:: PASSAGE ::
>> begin

Atkins describes his practice as ’readymade abstraction’. Appropriating designs drawn from sources as diverse as product packaging, highway road signage and mid-twentieth century jazz album covers, he pares back extraneous details – typically removing text and any representational imagery – and reduces it to an abstract composition in which line, form and colour exist in a finely calibrated visual harmony. Atkins’ art is deeply rooted in the history of Modernism and various strands of twentieth century art. Within this he identifies in particular the influence of Minimalism and its drive towards an aesthetic simplicity, Pop Art and its co-opting of commercialism and re-presentation of the mass-produced object, and the post-modernist practices of appropriation and deconstruction, all as being significant within his approach.
Being based on designs drawn from the flotsam and jetsam of the everyday, Atkins’ unique brand of abstraction involves an element of familiarity – albeit one that is not immediately or easily identifiable after it has been transformed in his hands ¬– that successfully counteracts the struggle most viewers experience when looking for meaning in pure abstraction. This focus on familiar forms and shared cultural references injects an element of humanism into the work, giving it a broad relevance that evokes individual memories and experiences, and opens up the possibilities of personal meaning and narrative being ascribed to it.
There was an element of synchronicity at play when Atkins visited Christchurch in mid-2014 in preparation for his commission as part of the SCAPE 8 Public Art Christchurch Biennial. Being driven in a taxi from the airport through the city’s centre he was confronted by the physical realities of a city recovering from the devastation of the 2011 earthquake in which almost two hundred people were killed and more than half of the buildings in the CBD were brought down or subsequently demolished.  One of the first things that caught his eye from the taxi was a distinctive road sign, a combination of black directional arrows and angular orange forms against a reflective white ground. Hurriedly taking a photograph from the taxi, Atkins would later discover the sign was one of a series of lane management signs used to direct the flow of traffic around buildings under repair and construction throughout the city. These signs are unique to New Zealand and while the individual elements of the graphic language were familiar to the Australian-based artist, he was fascinated by the variation they presented when the series of eighteen was fully documented and collated.
As part of this visit Atkins travelled to Oamaru in Otago, where New Zealand’s pre-eminent modernist artist, Colin McCahon, was born. Moved by the landscape of the region, which he recognised from the colours and forms of the artist’s paintings of the subject, Atkins also recalled the Angels and Bed 1976-77 series, large works on paper that had been his first experience of the artist’s work many years before.  McCahon made these works, which utilise a series of black and white linear and geometric forms, to describe the rooms in which he had visited sick and bed-ridden friends, and it was this recollection which drew together various strands of Atkins’ experience, including a visual connection between McCahon and the road signs, at which point the conceptual framework of his commissioned public sculpture began to emerge.

>> end

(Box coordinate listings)

>> begin

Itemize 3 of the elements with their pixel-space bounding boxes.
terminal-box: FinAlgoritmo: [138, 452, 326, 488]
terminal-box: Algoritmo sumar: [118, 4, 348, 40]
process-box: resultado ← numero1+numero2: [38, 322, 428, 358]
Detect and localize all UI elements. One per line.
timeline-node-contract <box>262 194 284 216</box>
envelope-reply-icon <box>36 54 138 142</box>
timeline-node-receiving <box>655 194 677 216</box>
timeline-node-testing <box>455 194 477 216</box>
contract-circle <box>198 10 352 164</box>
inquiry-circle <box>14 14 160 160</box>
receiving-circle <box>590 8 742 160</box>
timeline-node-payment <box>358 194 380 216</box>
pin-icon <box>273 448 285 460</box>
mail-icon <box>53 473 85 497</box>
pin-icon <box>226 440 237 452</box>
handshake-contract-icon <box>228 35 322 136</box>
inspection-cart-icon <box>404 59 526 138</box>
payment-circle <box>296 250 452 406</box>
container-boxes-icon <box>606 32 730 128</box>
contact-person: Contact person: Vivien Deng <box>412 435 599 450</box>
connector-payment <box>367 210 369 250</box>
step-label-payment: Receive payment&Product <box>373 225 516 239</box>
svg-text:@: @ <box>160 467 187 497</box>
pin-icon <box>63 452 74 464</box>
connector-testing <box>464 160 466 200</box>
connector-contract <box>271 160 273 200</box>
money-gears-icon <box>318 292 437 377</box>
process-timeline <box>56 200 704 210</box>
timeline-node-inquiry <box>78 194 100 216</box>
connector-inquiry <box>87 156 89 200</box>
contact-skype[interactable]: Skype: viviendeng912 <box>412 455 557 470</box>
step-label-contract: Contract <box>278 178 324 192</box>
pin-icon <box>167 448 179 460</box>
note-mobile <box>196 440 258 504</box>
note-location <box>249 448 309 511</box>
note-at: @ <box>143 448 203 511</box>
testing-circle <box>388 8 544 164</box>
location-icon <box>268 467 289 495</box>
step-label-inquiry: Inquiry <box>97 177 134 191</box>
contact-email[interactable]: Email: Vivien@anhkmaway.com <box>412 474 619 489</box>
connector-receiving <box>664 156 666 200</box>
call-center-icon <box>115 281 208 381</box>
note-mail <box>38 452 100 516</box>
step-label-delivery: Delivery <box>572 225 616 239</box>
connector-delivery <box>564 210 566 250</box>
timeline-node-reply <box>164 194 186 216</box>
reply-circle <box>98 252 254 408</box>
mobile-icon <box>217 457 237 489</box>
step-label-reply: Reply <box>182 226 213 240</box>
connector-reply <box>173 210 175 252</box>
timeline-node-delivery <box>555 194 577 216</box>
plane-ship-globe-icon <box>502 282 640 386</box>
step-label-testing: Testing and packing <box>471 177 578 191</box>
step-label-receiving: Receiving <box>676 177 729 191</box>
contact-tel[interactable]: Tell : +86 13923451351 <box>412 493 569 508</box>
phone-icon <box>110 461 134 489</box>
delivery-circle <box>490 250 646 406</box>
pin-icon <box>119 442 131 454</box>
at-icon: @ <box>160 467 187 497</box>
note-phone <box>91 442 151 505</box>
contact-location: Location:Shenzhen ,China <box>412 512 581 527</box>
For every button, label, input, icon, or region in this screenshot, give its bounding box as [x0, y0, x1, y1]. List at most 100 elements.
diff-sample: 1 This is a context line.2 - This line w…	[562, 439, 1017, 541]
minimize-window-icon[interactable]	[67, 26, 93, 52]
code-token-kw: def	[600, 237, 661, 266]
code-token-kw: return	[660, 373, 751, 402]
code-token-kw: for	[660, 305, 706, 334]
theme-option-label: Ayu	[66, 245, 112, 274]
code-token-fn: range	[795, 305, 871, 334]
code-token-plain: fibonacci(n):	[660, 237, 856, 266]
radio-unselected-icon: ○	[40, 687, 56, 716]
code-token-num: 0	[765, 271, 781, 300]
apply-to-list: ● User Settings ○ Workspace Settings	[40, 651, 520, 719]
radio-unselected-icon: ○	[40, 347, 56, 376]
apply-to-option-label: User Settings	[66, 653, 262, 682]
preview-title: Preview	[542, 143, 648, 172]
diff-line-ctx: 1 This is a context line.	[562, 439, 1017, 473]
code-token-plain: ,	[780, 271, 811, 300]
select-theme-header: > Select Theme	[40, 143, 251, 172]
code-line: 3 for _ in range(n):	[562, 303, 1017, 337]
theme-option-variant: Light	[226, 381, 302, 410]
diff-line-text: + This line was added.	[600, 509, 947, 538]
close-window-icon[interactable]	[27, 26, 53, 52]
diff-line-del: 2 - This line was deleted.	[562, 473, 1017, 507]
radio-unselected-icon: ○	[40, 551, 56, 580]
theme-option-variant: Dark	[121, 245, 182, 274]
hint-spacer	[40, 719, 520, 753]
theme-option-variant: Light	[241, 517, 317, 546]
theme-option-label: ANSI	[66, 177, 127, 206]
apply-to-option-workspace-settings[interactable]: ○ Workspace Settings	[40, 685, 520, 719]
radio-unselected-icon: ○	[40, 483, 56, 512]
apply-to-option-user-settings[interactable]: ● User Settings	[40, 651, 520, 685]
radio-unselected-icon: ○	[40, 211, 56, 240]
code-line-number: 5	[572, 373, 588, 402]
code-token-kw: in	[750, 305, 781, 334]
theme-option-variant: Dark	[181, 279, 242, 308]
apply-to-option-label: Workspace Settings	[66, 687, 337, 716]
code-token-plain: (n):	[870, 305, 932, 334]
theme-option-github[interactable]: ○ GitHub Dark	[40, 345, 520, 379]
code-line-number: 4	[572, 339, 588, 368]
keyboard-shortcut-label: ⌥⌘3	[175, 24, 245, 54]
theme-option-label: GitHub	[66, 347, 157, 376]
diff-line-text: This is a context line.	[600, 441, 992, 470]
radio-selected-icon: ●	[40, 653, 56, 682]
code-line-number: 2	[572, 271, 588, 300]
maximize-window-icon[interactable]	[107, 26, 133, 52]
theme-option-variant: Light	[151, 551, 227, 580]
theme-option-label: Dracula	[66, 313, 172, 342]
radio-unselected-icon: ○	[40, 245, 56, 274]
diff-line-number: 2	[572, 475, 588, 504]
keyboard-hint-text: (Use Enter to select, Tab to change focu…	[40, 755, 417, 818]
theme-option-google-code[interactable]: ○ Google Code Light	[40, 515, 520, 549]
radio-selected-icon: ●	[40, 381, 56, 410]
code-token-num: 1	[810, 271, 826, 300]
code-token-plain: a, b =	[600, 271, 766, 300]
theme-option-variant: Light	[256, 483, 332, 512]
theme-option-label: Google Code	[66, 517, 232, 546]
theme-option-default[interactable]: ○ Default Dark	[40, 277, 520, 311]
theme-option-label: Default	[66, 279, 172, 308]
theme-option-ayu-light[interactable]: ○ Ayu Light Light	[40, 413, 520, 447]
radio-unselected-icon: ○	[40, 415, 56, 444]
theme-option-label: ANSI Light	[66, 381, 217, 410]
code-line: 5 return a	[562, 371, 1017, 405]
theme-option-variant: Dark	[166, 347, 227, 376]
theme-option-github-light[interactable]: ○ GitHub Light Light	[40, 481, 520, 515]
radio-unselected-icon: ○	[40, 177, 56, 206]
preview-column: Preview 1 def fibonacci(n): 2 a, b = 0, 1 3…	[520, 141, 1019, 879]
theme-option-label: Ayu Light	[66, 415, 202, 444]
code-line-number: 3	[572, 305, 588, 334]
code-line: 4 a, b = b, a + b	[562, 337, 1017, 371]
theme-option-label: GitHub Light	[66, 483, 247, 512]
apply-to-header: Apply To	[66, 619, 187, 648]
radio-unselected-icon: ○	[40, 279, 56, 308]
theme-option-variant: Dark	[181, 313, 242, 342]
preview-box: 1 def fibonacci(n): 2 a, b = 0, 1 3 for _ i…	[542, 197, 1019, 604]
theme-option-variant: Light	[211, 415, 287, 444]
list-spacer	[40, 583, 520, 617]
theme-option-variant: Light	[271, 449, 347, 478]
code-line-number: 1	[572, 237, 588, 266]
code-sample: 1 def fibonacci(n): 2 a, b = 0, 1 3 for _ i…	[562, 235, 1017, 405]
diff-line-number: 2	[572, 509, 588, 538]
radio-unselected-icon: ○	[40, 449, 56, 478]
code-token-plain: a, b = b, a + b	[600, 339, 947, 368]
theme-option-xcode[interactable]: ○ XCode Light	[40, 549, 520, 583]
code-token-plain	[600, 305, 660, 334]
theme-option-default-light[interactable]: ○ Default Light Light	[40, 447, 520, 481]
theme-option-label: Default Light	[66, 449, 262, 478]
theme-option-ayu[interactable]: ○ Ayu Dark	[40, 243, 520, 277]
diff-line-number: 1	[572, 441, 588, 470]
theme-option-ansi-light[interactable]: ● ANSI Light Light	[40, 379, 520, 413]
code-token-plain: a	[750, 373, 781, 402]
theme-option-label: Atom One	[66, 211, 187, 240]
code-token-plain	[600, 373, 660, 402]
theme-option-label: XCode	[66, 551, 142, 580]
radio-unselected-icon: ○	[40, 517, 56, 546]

>> end

:: WORK INSTRUCTIONS ::
1. According to the passage on Atkins, why does his abstraction avoid the struggle most viewers have in finding meaning in pure abstraction? Answer in one to three sentences.
2. Carry on the passage on Atkins from its final sentence.
These entries have no connection to the passage on Atkins.

:: SOLVED PROBLEMS ::
1. His abstraction is based on designs drawn from everyday sources, so it carries an element of familiarity, even if that is hard to identify once he has transformed it. That familiarity counteracts the difficulty viewers usually face with pure abstraction.

2.
Making art based on road signs was not entirely new to Atkins who, in 2010 had produced a major series entitled the Hume Highway Project. In this work the road signs along the Hume Highway between Melbourne and Sydney were transformed into abstract paintings, familiar to anyone who has ever driven that route and yet, devoid of all text and graphics, quietly elusive. Other artistic precedents also came into play – from Robert Macpherson and his monumental paintings based on the rough and ready hand-painted signs that advertise rural produce along many country roads, and Rosalie Gascoigne, whose collages of retro-reflective road signs have come to define the subject. The influence of these diverse sources on the final realisation of Atkins’ work are subtle however, as his unique aesthetic comes to the fore and familiarity, however indefinable, prompts the layering of individual memories, experience and meaning across the work.
Under Construction – Chaos and Order, Peter Atkins’ commission for SCAPE8 presents a double-sided sculpture that utilises the essential materials of a roadside sign, as well as adopting its basic form. The lane management signs have been reduced to a series of white squares intersected by a variety of triangular and shard-like orange forms and arranged in a 3 x 6 grid. Located on Gloucester Street, the work is visible from both sides and it is here that the binary opposites of the title come into play. The chaos of one side is the result of the deconstructed signs having been arranged in a random way that sees the orange forms scattered haphazardly across the surface, as if they have been tossed into the air and left where they fell. This apparent lack of order is countered on the reverse by a more controlled configuration in which the mirroring of the orange forms across adjacent signs produces a series of arrowhead shapes suggesting logic, order and signalling the way ahead.
In making this piece Atkins wanted to work within the existing vernacular of roadside signs, collaborating with engineers, manufacturers and a local installation crew and utilising exactly the same materials and processes to fabricate and install the signs. It is through these means that the work will challenge and surprise, as both local residents and visitors to Christchurch, realise that the sign they just drove past is not just a sign and stop to look again. Although Atkins’ visual language is abstraction, his is an art that seeks to engage the viewer through the re-presentation of familiar elements and through this, to provide a space in which they can interpret the work and create personal narratives around it.
 http://www.nzhistory.net.nz/page/christchurch-earthquake-kills-185, accessed 20 September 2015
 Atkins saw the Angels and Bed series in the stockroom at Martin Browne Fine Art, Sydney.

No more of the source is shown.